▶ WRITTEN INSTRUCTION 1: Write out the tug-of-war passage below, copying everything from "bool canSplitEvenly(const Vector<int>&" down to "and Team A." character for character.

▶ SOURCE EXCERPT:

You are trying to organize a tug-of-war event for a group of people. For each person, you have an int representing the amount of force they can pull with. You’d like to break the group into two teams with exactly equal pulling strength.

Write a function

bool canSplitEvently(const Vector<int>& strengths);

that takes as input a Vector<int> holding all the pulling strengths of the people in the group, then returns whether there is some way to split the group into two teams of exactly equal pulling strength.

Solution

The main insight here is that each person either goes onto the first team or the second team. So, for each person, we recursively explore what happens if we try putting them on the first team, then on the second, and see if either option works.

Here’s one way to do this.

/* Given the existing strengths of the two teams, can the people from index
 * nextIndex and onward be split across the two teams to balance out the
 * strengths?
 */
bool canSplitRec(const Vector<int>& strengths,
                 int teamAStrength, int teamBStrength,
                 int nextIndex) {
    /* Base Case: If everyone is assigned, see if the teams have the same
     * strength.
     */
    if (nextIndex == strengths.size()) {
        return teamAStrength == teamBStrength;
    }
    /* Recursive Case: See what happens if we assign the next person to Team
     * A and to Team B. If either option works, there's a split. If neither
     * option works, we need to back up and try something else.
     */
    else {
        return canSplitRec(strengths,
                           teamAStrength + strengths[nextIndex],
                           teamBStrength,
                           nextIndex + 1) ||
               canSplitRec(strengths,
                           teamAStrength,
                           teamBStrength + strengths[nextIndex],
                           nextIndex + 1);
    }
}

bool canSplitEvenly(const Vector<int>& strengths) {
    /* Nice little optimization here: because the roles of the two teams are
     * interchangeable, we can place the first person onto Team A. Otherwise,
     * we'd consider each split twice, once with the teams labeled Team A
     * and Team B, and once with the teams labeled Team B and Team A.
     */
    if (strengths.isEmpty()) {
        return true;
    }

    return canSplitRec(strengths, strengths[0], 0, 1);
}

Bonus points if you noticed that this is basically the same as the Weights and Measures problem from last week, except that you’re specifically trying to make a value equal to half the sum of the input strengths.

All Squared Away

Here’s a little number puzzle: can you arrange the numbers 1, 2, 3, …, and 15 in a sequence such that the sum of any two adjacent numbers is a perfect square? (A perfect square is a number that’s the square of an integer. So, for example, 16 = 42 is a perfect square, and 1 = 12 is a perfect square, but 19 isn’t a perfect square). There is indeed a way to do this, which is shown here:

 8,  1,  15,  10,  6,  3,  13,  12,  4,  5,  11,  14,  2,  7,  9

However, you can’t do this with the numbers 1, 2, 3, …, 18, and you can’t do this with the numbers 1, 2, 3, …, 19, but you can do this with the numbers 1, 2, 3, …, 23.

▶ MATERIAL PROVIDED:
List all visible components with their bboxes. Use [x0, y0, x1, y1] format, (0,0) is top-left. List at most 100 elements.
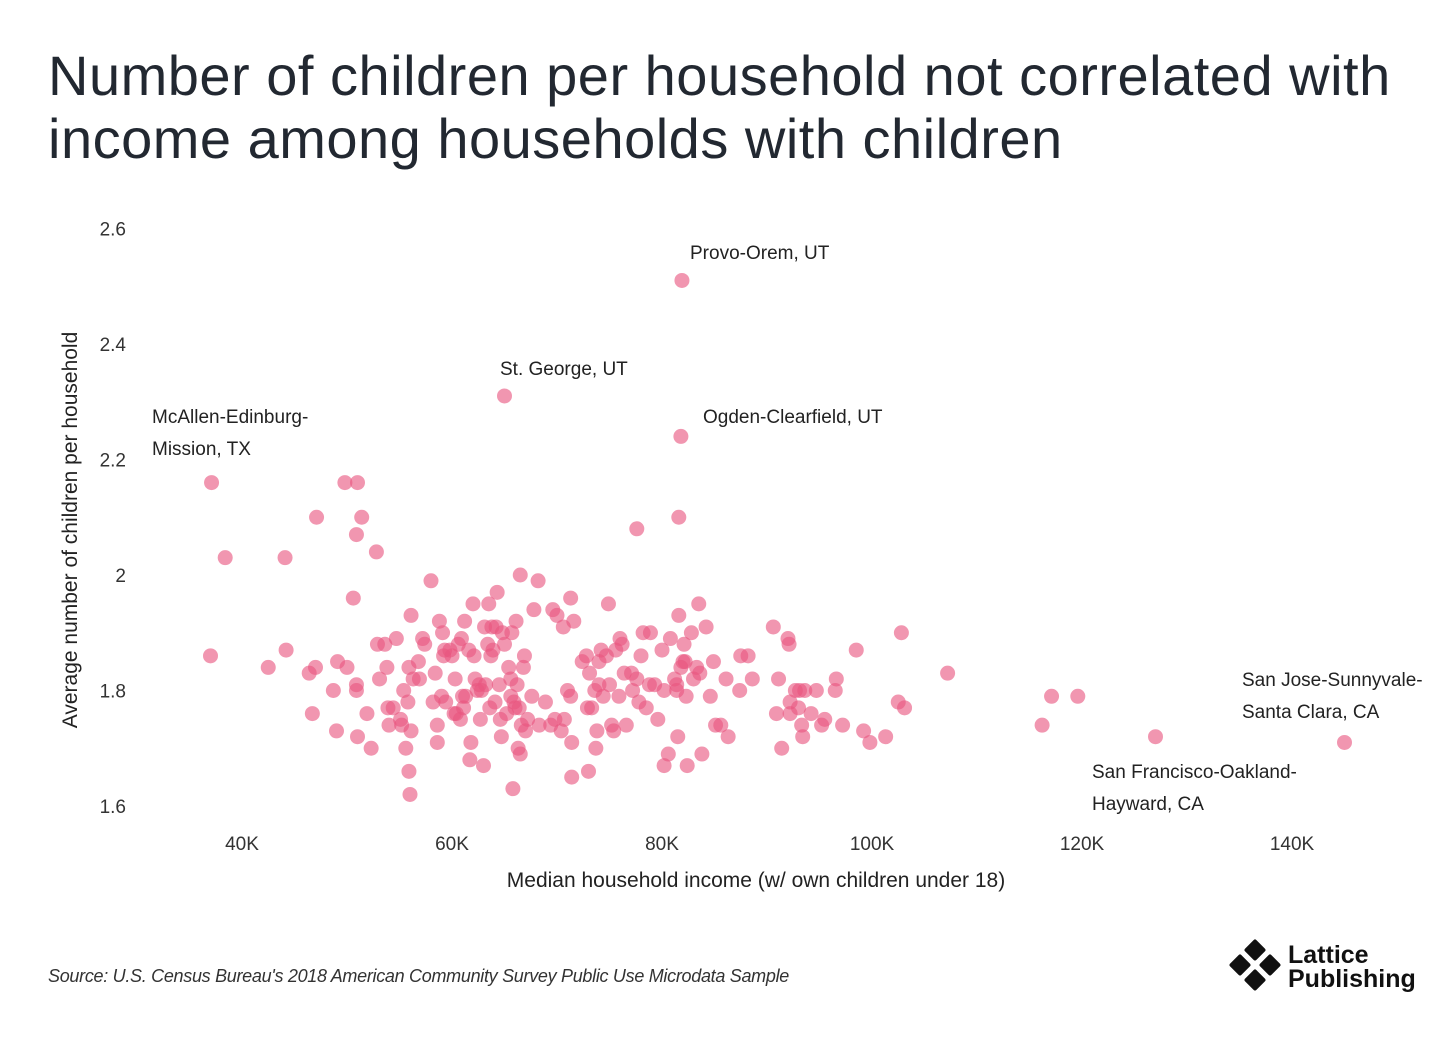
y-tick-label: 2.2: [100, 451, 126, 472]
data-point: [827, 683, 843, 698]
data-point: [476, 758, 491, 774]
data-point: [401, 763, 417, 779]
data-point: [564, 734, 580, 750]
data-point: [660, 746, 676, 762]
data-point: [671, 607, 687, 623]
data-point: [629, 521, 645, 537]
data-point: [530, 573, 546, 589]
data-point: [1034, 717, 1050, 733]
data-point: [629, 671, 645, 687]
data-point: [674, 272, 690, 288]
x-tick-label: 120K: [1060, 834, 1105, 855]
data-point: [614, 636, 630, 652]
y-axis-ticks: 1.6 1.8 2 2.2 2.4 2.6: [100, 220, 127, 819]
data-point: [774, 740, 790, 756]
data-point: [512, 567, 528, 583]
data-point: [363, 740, 379, 756]
data-point: [417, 636, 433, 652]
data-point: [563, 688, 579, 704]
data-point: [633, 648, 649, 664]
data-point: [398, 740, 414, 756]
data-point: [602, 677, 617, 693]
data-point: [835, 717, 851, 733]
data-point: [677, 654, 693, 670]
data-point: [671, 509, 687, 525]
data-point: [359, 706, 375, 722]
data-point: [456, 700, 472, 716]
data-point: [511, 700, 527, 716]
data-point: [453, 631, 469, 647]
data-point: [491, 677, 507, 693]
data-point: [591, 677, 607, 693]
data-point: [203, 648, 218, 664]
data-point: [600, 596, 616, 612]
data-point: [584, 700, 600, 716]
annotation-label: St. George, UT: [500, 359, 628, 380]
data-point: [862, 734, 878, 750]
data-point: [478, 677, 494, 693]
data-point: [679, 758, 695, 774]
data-point: [509, 677, 525, 693]
data-point: [673, 428, 689, 444]
data-point: [348, 683, 364, 698]
data-point: [791, 700, 806, 716]
data-point: [814, 717, 830, 733]
annotation-label: Ogden-Clearfield, UT: [703, 407, 883, 428]
data-point: [771, 671, 787, 687]
data-point: [520, 711, 536, 727]
data-point: [611, 688, 627, 704]
data-point: [765, 619, 781, 635]
data-point: [515, 659, 531, 675]
x-axis-ticks: 40K 60K 80K 100K 120K 140K: [225, 834, 1314, 855]
data-point: [447, 671, 463, 687]
data-point: [472, 711, 488, 727]
data-point: [277, 550, 293, 566]
data-point: [595, 688, 611, 704]
data-point: [372, 671, 388, 687]
logo-line-1: Lattice: [1288, 941, 1369, 969]
data-point: [732, 683, 748, 698]
source-note: Source: U.S. Census Bureau's 2018 Americ…: [48, 966, 790, 986]
data-point: [1337, 734, 1352, 750]
data-point: [1148, 729, 1163, 745]
data-point: [556, 711, 572, 727]
y-tick-label: 2.6: [100, 220, 126, 241]
data-point: [278, 642, 294, 658]
data-point: [588, 740, 604, 756]
data-point: [438, 694, 454, 710]
data-point: [698, 619, 714, 635]
data-point: [487, 694, 503, 710]
data-point: [435, 625, 451, 641]
data-point: [878, 729, 894, 745]
data-point: [654, 642, 670, 658]
data-point: [429, 717, 445, 733]
data-point: [396, 683, 412, 698]
data-point: [566, 613, 582, 629]
data-point: [650, 711, 666, 727]
data-point: [463, 734, 479, 750]
data-point: [379, 659, 395, 675]
data-point: [808, 683, 824, 698]
data-point: [512, 746, 528, 762]
data-point: [304, 706, 320, 722]
data-point: [828, 671, 844, 687]
data-point: [444, 648, 460, 664]
annotation-label: San Jose-Sunnyvale-Santa Clara, CA: [1242, 670, 1423, 723]
y-axis-label: Average number of children per household: [59, 332, 82, 729]
data-point: [458, 688, 474, 704]
data-point: [524, 688, 540, 704]
data-point: [260, 659, 276, 675]
data-point: [537, 694, 553, 710]
chart-title: Number of children per household not cor…: [48, 44, 1391, 170]
data-point: [403, 723, 419, 739]
data-point: [497, 388, 512, 404]
data-point: [531, 717, 547, 733]
data-point: [691, 596, 707, 612]
data-point: [794, 717, 810, 733]
data-point: [481, 596, 497, 612]
data-point: [204, 475, 220, 491]
y-tick-label: 2: [115, 566, 126, 587]
data-point: [329, 723, 344, 739]
data-point: [797, 683, 813, 698]
data-point: [678, 688, 694, 704]
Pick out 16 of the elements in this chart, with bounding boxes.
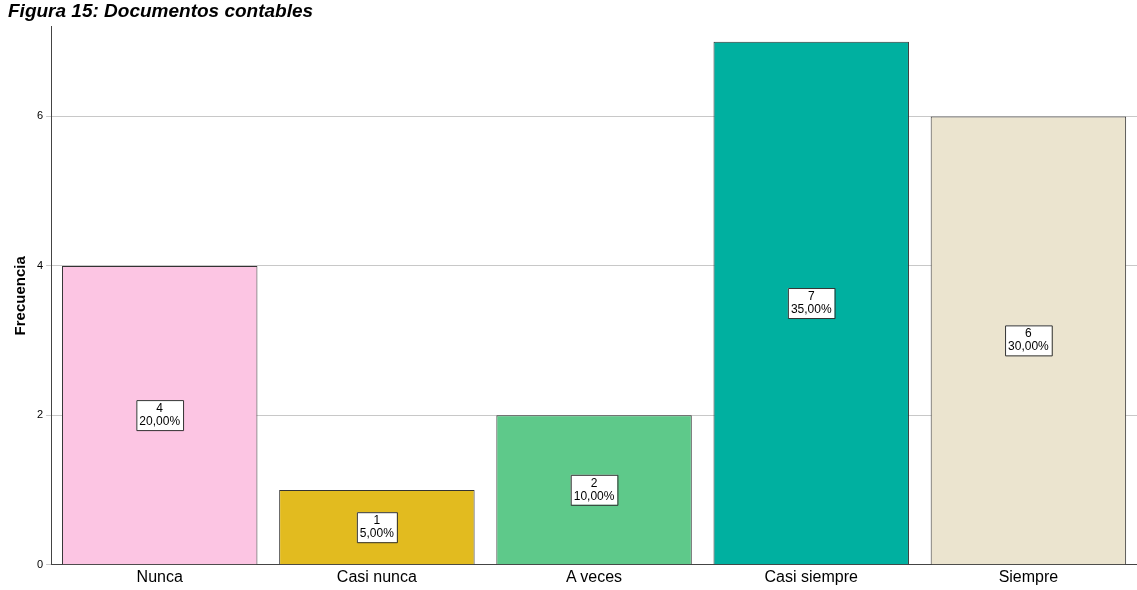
y-tick-label: 6 <box>36 109 44 122</box>
y-tick-label: 4 <box>36 258 44 271</box>
x-tick-label: A veces <box>566 567 623 585</box>
x-tick-label: Nunca <box>136 567 183 585</box>
x-tick-label: Casi siempre <box>764 567 859 585</box>
x-tick-label: Siempre <box>998 567 1059 585</box>
chart-title: Figura 15: Documentos contables <box>8 0 314 21</box>
x-tick-label: Casi nunca <box>336 567 418 585</box>
y-tick-label: 0 <box>36 557 44 570</box>
data-label: 1 5,00% <box>359 513 395 540</box>
data-label: 4 20,00% <box>139 400 181 428</box>
data-label: 2 10,00% <box>573 475 615 503</box>
data-label: 6 30,00% <box>1008 326 1050 354</box>
y-tick-label: 2 <box>36 408 44 421</box>
data-label: 7 35,00% <box>790 288 832 316</box>
y-axis-title: Frecuencia <box>11 255 29 336</box>
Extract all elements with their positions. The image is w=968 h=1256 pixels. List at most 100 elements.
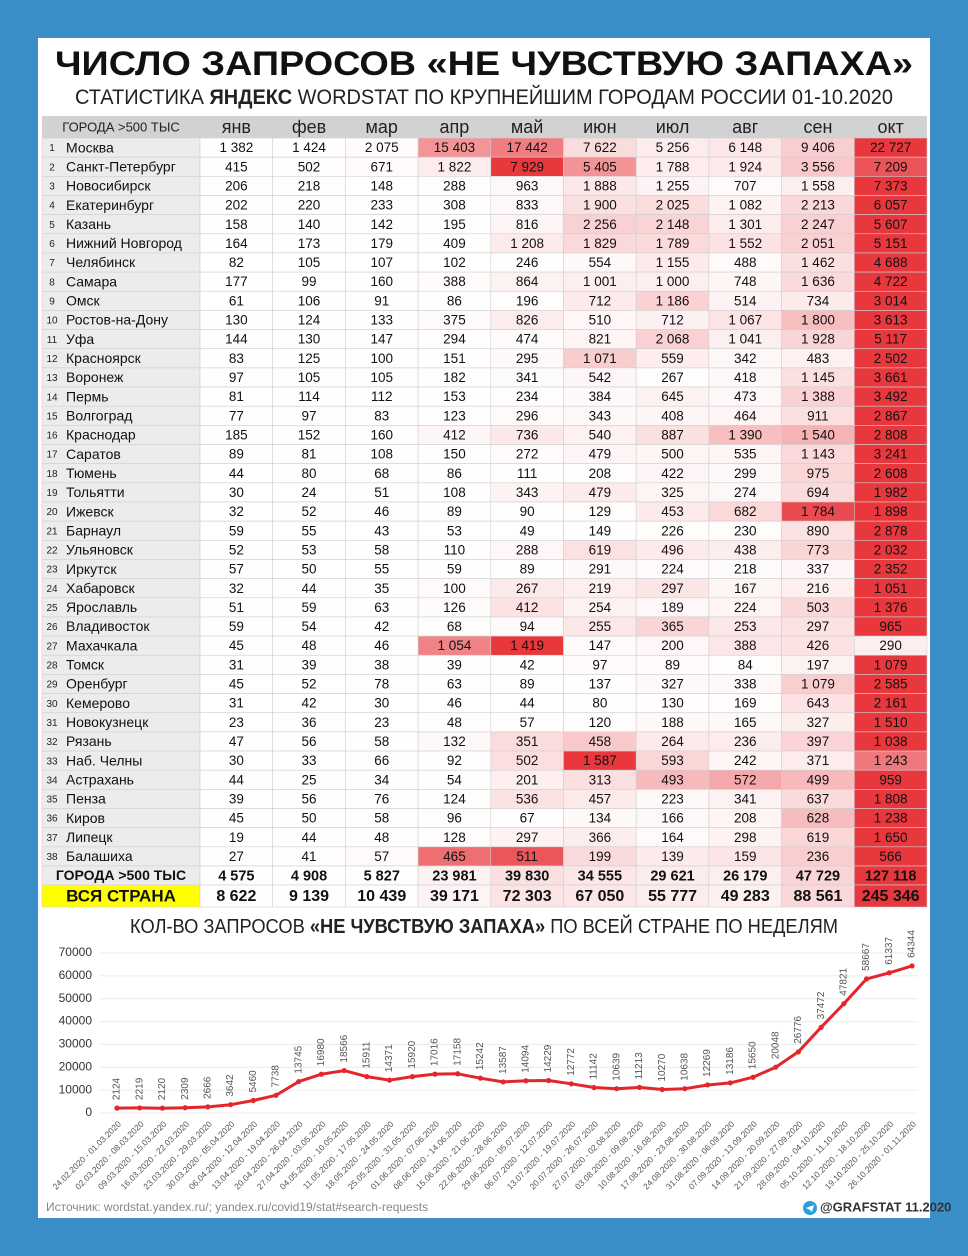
cell-value: 1 800 [801, 313, 835, 328]
cell-value: 2 867 [874, 408, 908, 423]
data-label: 18566 [339, 1034, 350, 1062]
cell-value: 206 [225, 178, 248, 193]
cell-value: 84 [738, 657, 754, 672]
cell-value: 58 [374, 542, 389, 557]
city-name: Москва [66, 139, 114, 155]
cell-value: 140 [298, 217, 321, 232]
cell-value: 1 376 [874, 600, 908, 615]
cell-value: 267 [516, 581, 539, 596]
city-name: Киров [66, 810, 105, 826]
title: ЧИСЛО ЗАПРОСОВ «НЕ ЧУВСТВУЮ ЗАПАХА» [55, 45, 913, 83]
cell-value: 219 [589, 581, 612, 596]
cell-value: 327 [661, 677, 684, 692]
cell-value: 97 [592, 657, 607, 672]
data-label: 5460 [248, 1070, 259, 1093]
cell-value: 218 [298, 178, 321, 193]
cell-value: 164 [225, 236, 248, 251]
city-name: Кемерово [66, 695, 130, 711]
row-number: 20 [46, 507, 58, 518]
cell-value: 41 [302, 849, 317, 864]
cell-value: 2 068 [656, 332, 690, 347]
chart-title: КОЛ-ВО ЗАПРОСОВ «НЕ ЧУВСТВУЮ ЗАПАХА» ПО … [130, 914, 838, 938]
cell-value: 96 [447, 811, 462, 826]
cell-value: 56 [302, 792, 317, 807]
cell-value: 44 [302, 830, 318, 845]
row-number: 26 [46, 622, 58, 633]
cell-value: 158 [225, 217, 248, 232]
cell-value: 9 406 [801, 140, 835, 155]
telegram-plane [806, 1205, 814, 1212]
row-number: 3 [49, 182, 55, 193]
cell-value: 6 057 [874, 198, 908, 213]
row-number: 2 [49, 162, 55, 173]
cell-value: 86 [447, 293, 462, 308]
cell-value: 1 808 [874, 792, 908, 807]
cell-value: 99 [302, 274, 317, 289]
cell-value: 58 [374, 811, 389, 826]
row-number: 36 [46, 814, 58, 825]
row-number: 28 [46, 660, 58, 671]
cell-value: 97 [229, 370, 244, 385]
cell-value: 185 [225, 428, 248, 443]
cell-value: 1 038 [874, 734, 908, 749]
cell-value: 2 502 [874, 351, 908, 366]
data-label: 2666 [202, 1076, 213, 1099]
column-header: ГОРОДА >500 ТЫС [62, 119, 179, 134]
cell-value: 1 587 [583, 753, 617, 768]
data-label: 2124 [112, 1077, 123, 1100]
cell-value: 1 900 [583, 198, 617, 213]
cell-value: 388 [443, 274, 466, 289]
data-label: 15242 [475, 1042, 486, 1070]
row-number: 32 [46, 737, 58, 748]
cell-value: 45 [229, 638, 244, 653]
cell-value: 50 [302, 811, 317, 826]
cell-value: 100 [443, 581, 466, 596]
cell-value: 196 [516, 293, 539, 308]
data-label: 14094 [520, 1045, 531, 1073]
data-label: 12269 [702, 1049, 713, 1077]
cell-value: 2 025 [656, 198, 690, 213]
cell-value: 479 [589, 485, 612, 500]
cell-value: 46 [374, 638, 389, 653]
cell-value: 342 [734, 351, 757, 366]
cell-value: 694 [807, 485, 830, 500]
cell-value: 149 [589, 523, 612, 538]
cell-value: 51 [374, 485, 389, 500]
cell-value: 55 777 [648, 888, 697, 905]
cell-value: 2 808 [874, 428, 908, 443]
y-tick-label: 70000 [59, 945, 93, 959]
cell-value: 142 [370, 217, 393, 232]
city-name: Иркутск [66, 561, 117, 577]
cell-value: 45 [229, 677, 244, 692]
data-point [341, 1067, 347, 1074]
cell-value: 57 [520, 715, 535, 730]
city-name: Санкт-Петербург [66, 158, 176, 174]
cell-value: 124 [298, 313, 321, 328]
city-name: Ульяновск [66, 542, 134, 558]
city-name: Пермь [66, 388, 109, 404]
cell-value: 510 [589, 313, 612, 328]
cell-value: 1 510 [874, 715, 908, 730]
cell-value: 106 [298, 293, 321, 308]
cell-value: 29 621 [650, 868, 694, 884]
cell-value: 55 [374, 562, 389, 577]
cell-value: 165 [734, 715, 757, 730]
cell-value: 438 [734, 542, 757, 557]
cell-value: 107 [370, 255, 393, 270]
cell-value: 965 [879, 619, 902, 634]
cell-value: 833 [516, 198, 539, 213]
cell-value: 682 [734, 504, 757, 519]
cell-value: 479 [589, 447, 612, 462]
cell-value: 299 [734, 466, 757, 481]
data-label: 2219 [134, 1077, 145, 1100]
cell-value: 39 [447, 657, 462, 672]
cell-value: 59 [229, 523, 244, 538]
city-name: Томск [66, 657, 105, 673]
data-point [682, 1086, 688, 1092]
data-point [568, 1081, 574, 1087]
data-label: 64344 [907, 930, 918, 958]
city-name: Хабаровск [66, 580, 135, 596]
cell-value: 2 161 [874, 696, 908, 711]
data-point [364, 1074, 370, 1080]
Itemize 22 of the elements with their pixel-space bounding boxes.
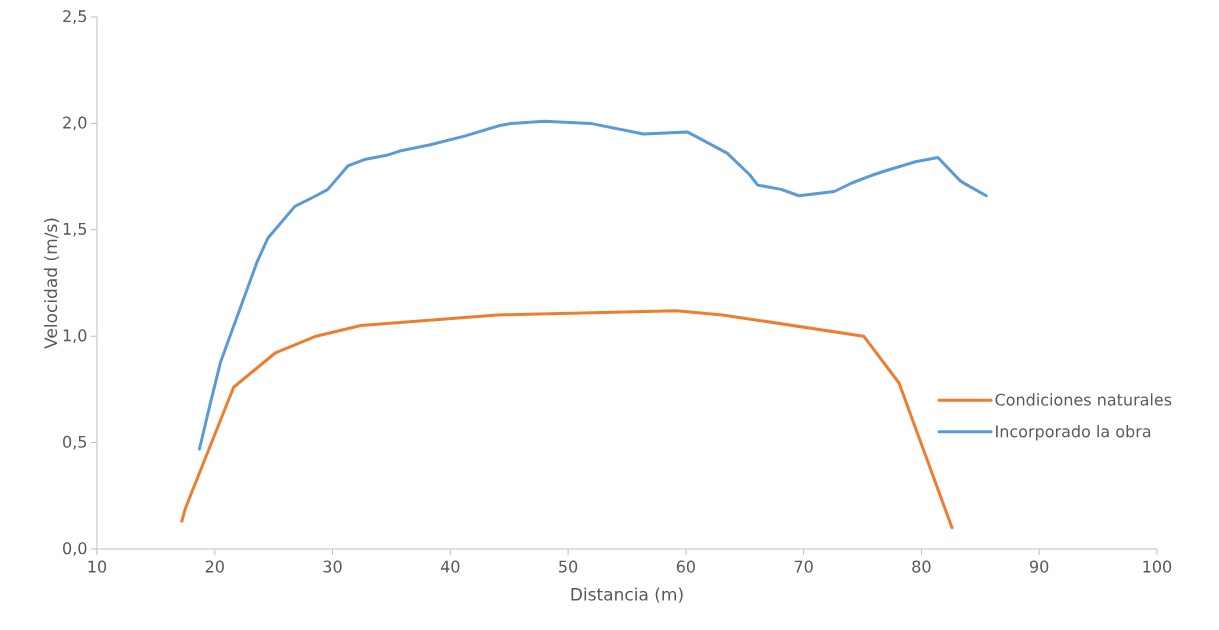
line-series xyxy=(180,309,954,530)
x-tick-label: 60 xyxy=(676,560,695,573)
x-tick-label: 20 xyxy=(205,560,224,573)
y-tick-label: 2,0 xyxy=(63,116,87,131)
y-tick-label: 0,0 xyxy=(63,542,87,556)
x-tick-label: 80 xyxy=(912,560,931,573)
y-tick-label: 1,0 xyxy=(63,329,87,344)
y-tick-label: 2,5 xyxy=(63,10,87,24)
x-tick-label: 100 xyxy=(1143,560,1172,573)
x-tick-label: 30 xyxy=(323,560,342,573)
x-tick-label: 90 xyxy=(1029,560,1049,573)
y-tick-label: 0,5 xyxy=(63,435,87,450)
legend-label: Condiciones naturales xyxy=(995,393,1172,406)
x-tick-label: 70 xyxy=(794,560,813,573)
y-axis-title: Velocidad (m/s) xyxy=(43,218,60,349)
x-axis-title: Distancia (m) xyxy=(571,587,683,603)
legend-label: Incorporado la obra xyxy=(996,425,1151,441)
y-tick-label: 1,5 xyxy=(63,223,87,237)
x-tick-label: 10 xyxy=(88,560,107,573)
x-tick-label: 50 xyxy=(559,560,578,573)
x-tick-label: 40 xyxy=(440,560,460,573)
line-series xyxy=(197,119,988,451)
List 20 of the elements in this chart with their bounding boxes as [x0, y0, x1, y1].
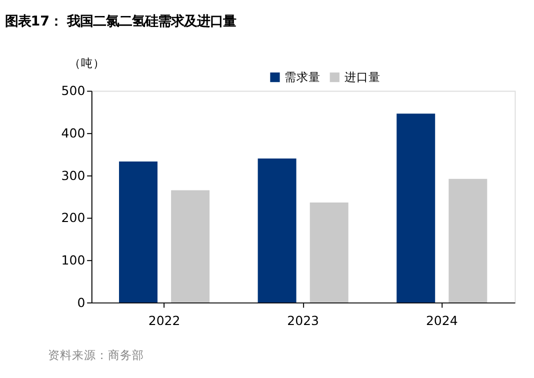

▶ WRITTEN INSTRUCTION 2: Repeat the rows above verbatim, everything from the row containing "y-tick-label: 2.2: [100, 451, 126, 472]" down to the row containing "data-point: [674, 272, 690, 288]", including both of those rows.

▶ TASK ANSWER 1:
bool canSplitEvenly(const Vector<int>& strengths) {
    /* Nice little optimization here: because the roles of the two teams are
     * interchangeable, we can place the first person onto Team A. Otherwise,
     * we'd consider each split twice, once with the teams labeled Team A
     * and Team B, and once with the teams labeled Team B and Team A.

▶ TASK ANSWER 2:
y-tick-label: 2.2: [100, 451, 126, 472]
data-point: [827, 683, 843, 698]
data-point: [476, 758, 491, 774]
data-point: [401, 763, 417, 779]
data-point: [564, 734, 580, 750]
data-point: [660, 746, 676, 762]
data-point: [671, 607, 687, 623]
data-point: [629, 521, 645, 537]
data-point: [530, 573, 546, 589]
data-point: [1034, 717, 1050, 733]
data-point: [629, 671, 645, 687]
data-point: [674, 272, 690, 288]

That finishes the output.